本文抜粋 »
■公募による「アニメ原画作者」が決定しました。

 このたびは「アニメの原画作者募集」に多数のご応募をいただき、ほんとうにありがとうございました。
 全国から全部で18 名及び2団体の方々からご応募をいただきました。お寄せいただいた皆さまに、深く感謝申し上げます。
 審査員の先生方、そしてひめゆり平和祈念資料館の委員会で十分に検討を重ねた結果、以下のお二人の方の原画を採用させていただくという結論に達しました。

採用させていただく作者
  ・海津 研さん(31 歳)
     ひめゆり学徒の戦場と現在とを重ね合わせながら、深い心象をともなった風景
     として水彩画で表現していました。
  ・三田圭介さん(32 歳)
     学園生活を謳歌していた3人の少女(仲良し3人組)が戦場へと巻き込まれて
     いくオリジナルなストーリーを水彩組画で見事に描き切っていました。

 お二人の原画をもとに、来年の完成をめざして、アニメを制作していく予定です。

 なお、原画作者として採用されなかった作品については、来年秋以降に、資料館内で企画展示をする予定です。時期や内容が決定いたしましたら、再度ご案内申し上げます。
 皆さまにお力を賜りましたこと、再度、深く感謝申し上げます。

(データセット収録の項目)
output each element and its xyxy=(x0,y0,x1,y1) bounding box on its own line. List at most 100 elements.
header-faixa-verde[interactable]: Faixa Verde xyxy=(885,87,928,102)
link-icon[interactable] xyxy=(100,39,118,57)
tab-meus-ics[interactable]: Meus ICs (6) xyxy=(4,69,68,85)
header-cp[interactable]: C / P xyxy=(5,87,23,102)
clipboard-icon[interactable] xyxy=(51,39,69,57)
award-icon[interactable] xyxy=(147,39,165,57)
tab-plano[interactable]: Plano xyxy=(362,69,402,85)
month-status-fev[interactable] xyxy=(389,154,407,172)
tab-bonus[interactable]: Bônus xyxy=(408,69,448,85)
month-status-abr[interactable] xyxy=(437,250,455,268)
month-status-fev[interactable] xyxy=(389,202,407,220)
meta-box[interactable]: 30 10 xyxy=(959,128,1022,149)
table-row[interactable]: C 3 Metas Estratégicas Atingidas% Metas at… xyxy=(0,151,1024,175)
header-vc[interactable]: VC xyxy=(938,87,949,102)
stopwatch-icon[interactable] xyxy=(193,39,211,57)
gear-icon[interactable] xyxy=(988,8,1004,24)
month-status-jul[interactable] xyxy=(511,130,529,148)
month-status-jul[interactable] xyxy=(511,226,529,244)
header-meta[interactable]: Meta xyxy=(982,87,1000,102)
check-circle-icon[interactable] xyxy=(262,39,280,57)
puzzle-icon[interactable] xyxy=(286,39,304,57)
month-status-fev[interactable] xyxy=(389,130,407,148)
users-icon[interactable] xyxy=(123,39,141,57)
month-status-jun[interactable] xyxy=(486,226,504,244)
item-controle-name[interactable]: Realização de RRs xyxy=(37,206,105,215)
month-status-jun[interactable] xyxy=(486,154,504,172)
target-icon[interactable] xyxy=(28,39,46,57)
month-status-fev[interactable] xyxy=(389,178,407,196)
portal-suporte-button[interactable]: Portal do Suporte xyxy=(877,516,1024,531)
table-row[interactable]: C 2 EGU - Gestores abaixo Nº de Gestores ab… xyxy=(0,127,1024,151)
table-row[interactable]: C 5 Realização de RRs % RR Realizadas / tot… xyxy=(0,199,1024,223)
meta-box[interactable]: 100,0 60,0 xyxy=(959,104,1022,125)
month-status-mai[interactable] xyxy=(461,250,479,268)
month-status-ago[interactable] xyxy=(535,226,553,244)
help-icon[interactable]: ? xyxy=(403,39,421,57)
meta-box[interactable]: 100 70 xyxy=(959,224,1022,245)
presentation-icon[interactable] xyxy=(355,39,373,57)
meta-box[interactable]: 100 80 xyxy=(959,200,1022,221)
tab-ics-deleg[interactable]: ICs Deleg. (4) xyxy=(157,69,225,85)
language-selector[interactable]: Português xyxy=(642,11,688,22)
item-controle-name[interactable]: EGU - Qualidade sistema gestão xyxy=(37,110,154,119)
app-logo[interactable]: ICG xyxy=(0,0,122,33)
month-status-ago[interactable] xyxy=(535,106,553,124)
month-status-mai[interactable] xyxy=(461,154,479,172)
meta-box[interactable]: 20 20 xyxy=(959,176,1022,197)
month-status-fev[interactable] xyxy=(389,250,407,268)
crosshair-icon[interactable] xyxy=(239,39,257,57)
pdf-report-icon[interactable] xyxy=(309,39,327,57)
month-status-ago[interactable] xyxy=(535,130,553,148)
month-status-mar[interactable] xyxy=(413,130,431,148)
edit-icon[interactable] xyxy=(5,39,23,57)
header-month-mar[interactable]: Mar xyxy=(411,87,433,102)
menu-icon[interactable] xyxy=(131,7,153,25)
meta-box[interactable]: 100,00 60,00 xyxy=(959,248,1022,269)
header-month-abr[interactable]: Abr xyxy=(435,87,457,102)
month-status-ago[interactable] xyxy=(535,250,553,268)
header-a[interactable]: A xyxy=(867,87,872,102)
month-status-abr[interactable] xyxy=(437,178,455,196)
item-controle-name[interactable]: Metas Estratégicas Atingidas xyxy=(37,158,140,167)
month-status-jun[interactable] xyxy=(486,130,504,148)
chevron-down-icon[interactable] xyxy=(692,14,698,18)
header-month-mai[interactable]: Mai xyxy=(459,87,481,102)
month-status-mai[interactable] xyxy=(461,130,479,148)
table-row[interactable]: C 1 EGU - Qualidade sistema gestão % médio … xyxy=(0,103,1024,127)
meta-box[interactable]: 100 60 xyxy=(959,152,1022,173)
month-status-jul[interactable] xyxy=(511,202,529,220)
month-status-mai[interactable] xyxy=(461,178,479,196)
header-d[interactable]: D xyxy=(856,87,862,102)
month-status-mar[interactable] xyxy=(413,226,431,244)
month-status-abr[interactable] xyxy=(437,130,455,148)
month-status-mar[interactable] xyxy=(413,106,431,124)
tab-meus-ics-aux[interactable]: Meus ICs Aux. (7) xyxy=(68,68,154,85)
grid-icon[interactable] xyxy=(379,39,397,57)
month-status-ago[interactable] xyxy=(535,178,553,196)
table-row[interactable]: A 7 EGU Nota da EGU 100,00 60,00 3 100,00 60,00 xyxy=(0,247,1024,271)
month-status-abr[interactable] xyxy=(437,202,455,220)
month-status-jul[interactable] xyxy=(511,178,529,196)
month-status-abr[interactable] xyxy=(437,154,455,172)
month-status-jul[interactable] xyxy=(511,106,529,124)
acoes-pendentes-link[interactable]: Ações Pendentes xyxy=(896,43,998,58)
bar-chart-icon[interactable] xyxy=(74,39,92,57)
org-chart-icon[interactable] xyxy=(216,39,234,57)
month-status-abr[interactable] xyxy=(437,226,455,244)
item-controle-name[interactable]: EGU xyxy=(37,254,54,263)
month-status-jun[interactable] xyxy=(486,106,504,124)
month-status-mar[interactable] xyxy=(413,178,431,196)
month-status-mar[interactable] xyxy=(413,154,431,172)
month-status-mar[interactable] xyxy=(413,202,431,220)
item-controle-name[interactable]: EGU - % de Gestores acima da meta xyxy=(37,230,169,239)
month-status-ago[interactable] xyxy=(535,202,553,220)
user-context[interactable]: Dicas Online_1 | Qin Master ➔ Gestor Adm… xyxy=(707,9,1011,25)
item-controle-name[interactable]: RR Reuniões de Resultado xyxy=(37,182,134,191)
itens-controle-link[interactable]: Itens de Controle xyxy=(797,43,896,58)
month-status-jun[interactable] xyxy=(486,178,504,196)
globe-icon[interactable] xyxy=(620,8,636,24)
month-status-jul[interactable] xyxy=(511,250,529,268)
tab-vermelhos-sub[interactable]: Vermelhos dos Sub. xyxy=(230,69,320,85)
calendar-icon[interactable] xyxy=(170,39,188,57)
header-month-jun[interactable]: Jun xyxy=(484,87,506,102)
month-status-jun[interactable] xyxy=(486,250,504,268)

設問 »
原画作者決定のお知らせのうち、「このたびは「アニメの原画作者」から「お二人の原画をもとに、来年の完成をめざして、アニメを制作していく予定です。」までの部分を、両端の語句も含めて一字一句たがえずに書き写してください。

解答例 »
このたびは「アニメの原画作者募集」に多数のご応募をいただき、ほんとうにありがとうございました。
 全国から全部で18 名及び2団体の方々からご応募をいただきました。お寄せいただいた皆さまに、深く感謝申し上げます。
 審査員の先生方、そしてひめゆり平和祈念資料館の委員会で十分に検討を重ねた結果、以下のお二人の方の原画を採用させていただくという結論に達しました。

採用させていただく作者
  ・海津 研さん(31 歳)
     ひめゆり学徒の戦場と現在とを重ね合わせながら、深い心象をともなった風景
     として水彩画で表現していました。
  ・三田圭介さん(32 歳)
     学園生活を謳歌していた3人の少女(仲良し3人組)が戦場へと巻き込まれて
     いくオリジナルなストーリーを水彩組画で見事に描き切っていました。

 お二人の原画をもとに、来年の完成をめざして、アニメを制作していく予定です。